Output the lines of the records exactly as they appear, beginning with the line that contains "stretch-button[interactable]: Stretch [172, 57, 237, 81]" and continuing through the line that contains "circle-button[interactable]: Circle ▾", and include nothing else.

# Data for this exercise start

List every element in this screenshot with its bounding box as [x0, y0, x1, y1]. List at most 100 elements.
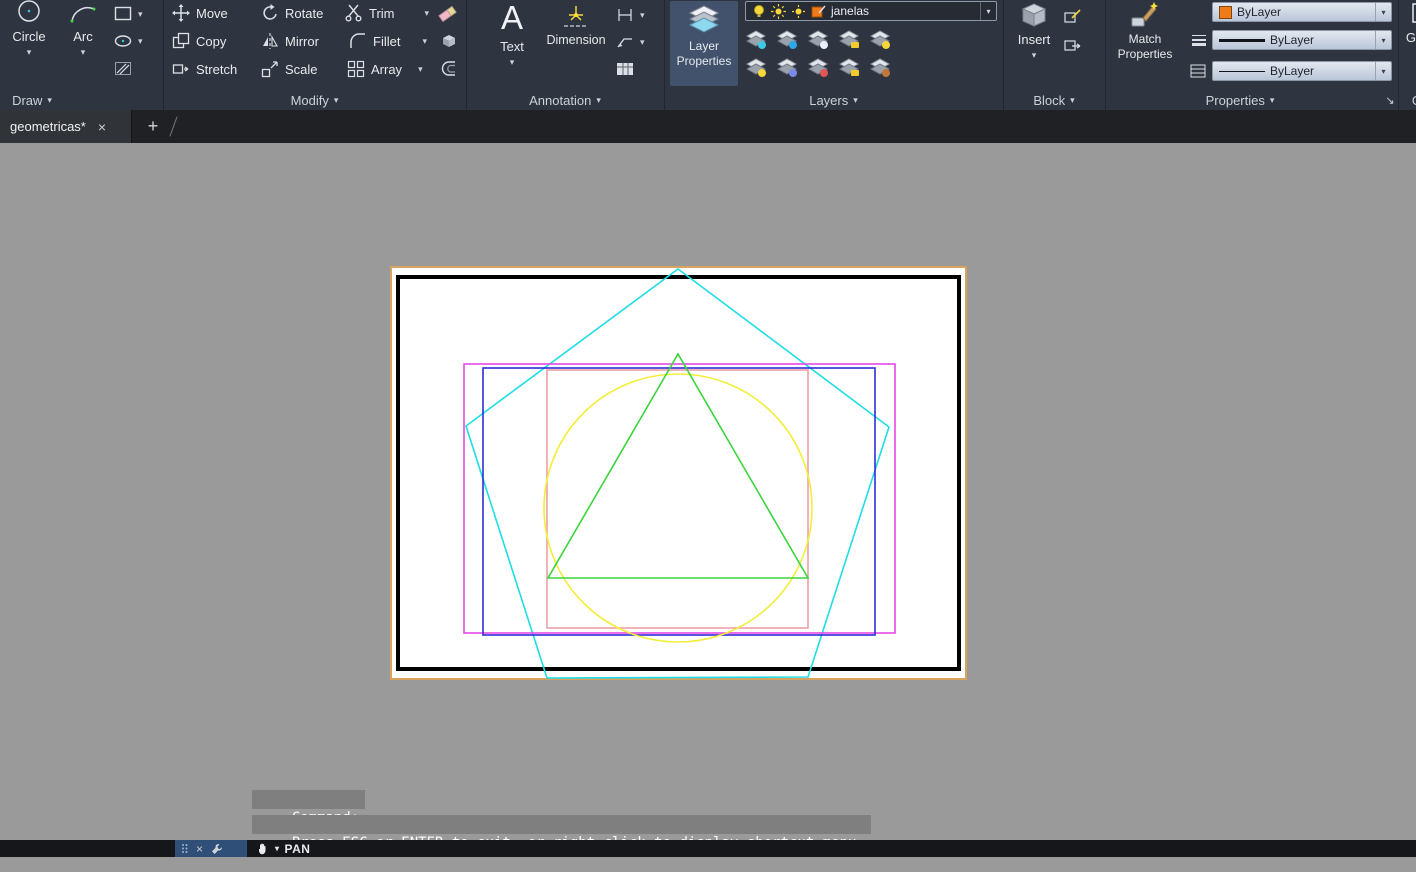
stretch-button[interactable]: Stretch [172, 57, 237, 81]
layer-make-current-button[interactable] [745, 58, 767, 78]
chevron-down-icon[interactable]: ▾ [1375, 31, 1391, 49]
circle-label: Circle [12, 29, 45, 45]
group-label: Group [1406, 30, 1416, 46]
layer-off-button[interactable] [745, 30, 767, 50]
linear-dimension-button[interactable]: ▾ [616, 3, 645, 27]
rectangle-tool-button[interactable]: ▾ [114, 2, 143, 26]
text-button[interactable]: A Text ▾ [490, 0, 534, 67]
launcher-arrow-icon: ↘ [1385, 94, 1394, 107]
explode-button[interactable] [440, 29, 458, 53]
color-dropdown[interactable]: ByLayer ▾ [1212, 2, 1392, 22]
circle-button[interactable]: Circle ▾ [6, 0, 52, 57]
linear-dimension-icon [616, 8, 634, 22]
layer-lock-button[interactable] [838, 30, 860, 50]
chevron-down-icon[interactable]: ▾ [640, 11, 645, 20]
chevron-down-icon[interactable]: ▾ [422, 37, 427, 46]
scale-button[interactable]: Scale [261, 57, 318, 81]
layer-properties-button[interactable]: Layer Properties [670, 1, 738, 86]
grip-dots-icon[interactable] [181, 843, 188, 854]
chevron-down-icon[interactable]: ▾ [1032, 51, 1037, 60]
ellipse-tool-button[interactable]: ▾ [114, 29, 143, 53]
arc-icon [69, 0, 97, 26]
chevron-down-icon[interactable]: ▾ [81, 48, 86, 57]
stretch-icon [172, 60, 190, 78]
match-properties-icon [1130, 1, 1160, 29]
modify-panel-label[interactable]: Modify▾ [163, 92, 466, 108]
layer-unlock-all-button[interactable] [838, 58, 860, 78]
linetype-grid-icon[interactable] [1190, 59, 1206, 83]
command-line-message[interactable]: Press ESC or ENTER to exit, or right-cli… [252, 815, 871, 834]
drawing-canvas[interactable]: Command: Press ESC or ENTER to exit, or … [0, 143, 1416, 840]
chevron-down-icon[interactable]: ▾ [1375, 62, 1391, 80]
active-command-indicator[interactable]: ▾ PAN [257, 840, 310, 857]
match-properties-button[interactable]: Match Properties [1110, 1, 1180, 62]
chevron-down-icon: ▾ [334, 96, 339, 105]
customize-wrench-icon[interactable] [211, 843, 223, 855]
close-tab-icon[interactable]: × [98, 120, 106, 134]
status-bar: × ▾ PAN [0, 840, 1416, 857]
layer-dropdown[interactable]: janelas ▾ [745, 1, 997, 21]
offset-button[interactable] [441, 57, 459, 81]
text-tool-icon: A [501, 0, 523, 36]
chevron-down-icon[interactable]: ▾ [425, 9, 430, 18]
new-drawing-button[interactable]: + [142, 115, 164, 137]
arc-button[interactable]: Arc ▾ [60, 0, 106, 57]
create-block-button[interactable] [1064, 4, 1081, 28]
command-line-prompt[interactable]: Command: [252, 790, 365, 809]
draw-panel-label[interactable]: Draw▾ [0, 92, 64, 108]
groups-panel-label[interactable]: Groups▾ [1398, 92, 1416, 108]
array-label: Array [371, 62, 402, 77]
chevron-down-icon[interactable]: ▾ [510, 58, 515, 67]
fillet-button[interactable]: Fillet ▾ [349, 29, 427, 53]
layer-isolate-button[interactable] [776, 30, 798, 50]
array-button[interactable]: Array ▾ [347, 57, 423, 81]
layer-match-button[interactable] [869, 30, 891, 50]
chevron-down-icon[interactable]: ▾ [640, 38, 645, 47]
layer-previous-button[interactable] [776, 58, 798, 78]
layer-unisolate-button[interactable] [807, 58, 829, 78]
lineweight-list-icon[interactable] [1190, 28, 1208, 52]
leader-button[interactable]: ▾ [616, 30, 645, 54]
layers-panel-label[interactable]: Layers▾ [664, 92, 1003, 108]
ellipse-icon [114, 34, 132, 48]
properties-dialog-launcher[interactable]: ↘ [1380, 92, 1400, 108]
rotate-button[interactable]: Rotate [261, 1, 323, 25]
chevron-down-icon[interactable]: ▾ [980, 2, 996, 20]
insert-button[interactable]: Insert ▾ [1010, 1, 1058, 60]
color-value: ByLayer [1237, 5, 1281, 19]
chevron-down-icon[interactable]: ▾ [138, 10, 143, 19]
command-window-dock[interactable]: × [175, 840, 247, 857]
mirror-button[interactable]: Mirror [261, 29, 319, 53]
chevron-down-icon[interactable]: ▾ [275, 845, 280, 853]
autocad-window: { "icons": { "caret": "▾", "close": "×",… [0, 0, 1416, 857]
close-command-line-icon[interactable]: × [196, 843, 203, 855]
copy-button[interactable]: Copy [172, 29, 226, 53]
plus-icon: + [148, 116, 159, 137]
trim-button[interactable]: Trim ▾ [345, 1, 429, 25]
stretch-label: Stretch [196, 62, 237, 77]
linetype-dropdown[interactable]: ByLayer ▾ [1212, 61, 1392, 81]
drawing-svg[interactable] [0, 143, 1416, 840]
chevron-down-icon[interactable]: ▾ [1375, 3, 1391, 21]
lineweight-dropdown[interactable]: ByLayer ▾ [1212, 30, 1392, 50]
block-editor-button[interactable] [1064, 32, 1081, 56]
dimension-button[interactable]: Dimension [543, 2, 609, 49]
chevron-down-icon: ▾ [596, 96, 601, 105]
chevron-down-icon[interactable]: ▾ [27, 48, 32, 57]
block-panel-label[interactable]: Block▾ [1003, 92, 1105, 108]
group-button[interactable]: Group [1402, 1, 1416, 46]
layer-walk-button[interactable] [869, 58, 891, 78]
hatch-tool-button[interactable] [114, 57, 132, 81]
tab-edge-divider [169, 116, 177, 136]
paper-sheet [391, 267, 966, 679]
annotation-panel-label[interactable]: Annotation▾ [466, 92, 664, 108]
chevron-down-icon[interactable]: ▾ [418, 65, 423, 74]
move-button[interactable]: Move [172, 1, 228, 25]
chevron-down-icon[interactable]: ▾ [138, 37, 143, 46]
properties-panel-label[interactable]: Properties▾ [1105, 92, 1375, 108]
erase-button[interactable] [438, 1, 458, 25]
layer-freeze-button[interactable] [807, 30, 829, 50]
mirror-icon [261, 32, 279, 50]
file-tab[interactable]: geometricas* × [0, 110, 132, 143]
table-button[interactable] [616, 57, 634, 81]
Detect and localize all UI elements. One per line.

# Data for this exercise end

§ **Exercise solution**:
stretch-button[interactable]: Stretch [172, 57, 237, 81]
layer-make-current-button[interactable] [745, 58, 767, 78]
chevron-down-icon[interactable]: ▾ [1375, 31, 1391, 49]
circle-label: Circle [12, 29, 45, 45]
group-label: Group [1406, 30, 1416, 46]
layer-off-button[interactable] [745, 30, 767, 50]
linear-dimension-button[interactable]: ▾ [616, 3, 645, 27]
rectangle-tool-button[interactable]: ▾ [114, 2, 143, 26]
text-button[interactable]: A Text ▾ [490, 0, 534, 67]
launcher-arrow-icon: ↘ [1385, 94, 1394, 107]
explode-button[interactable] [440, 29, 458, 53]
color-dropdown[interactable]: ByLayer ▾ [1212, 2, 1392, 22]
circle-button[interactable]: Circle ▾ [6, 0, 52, 57]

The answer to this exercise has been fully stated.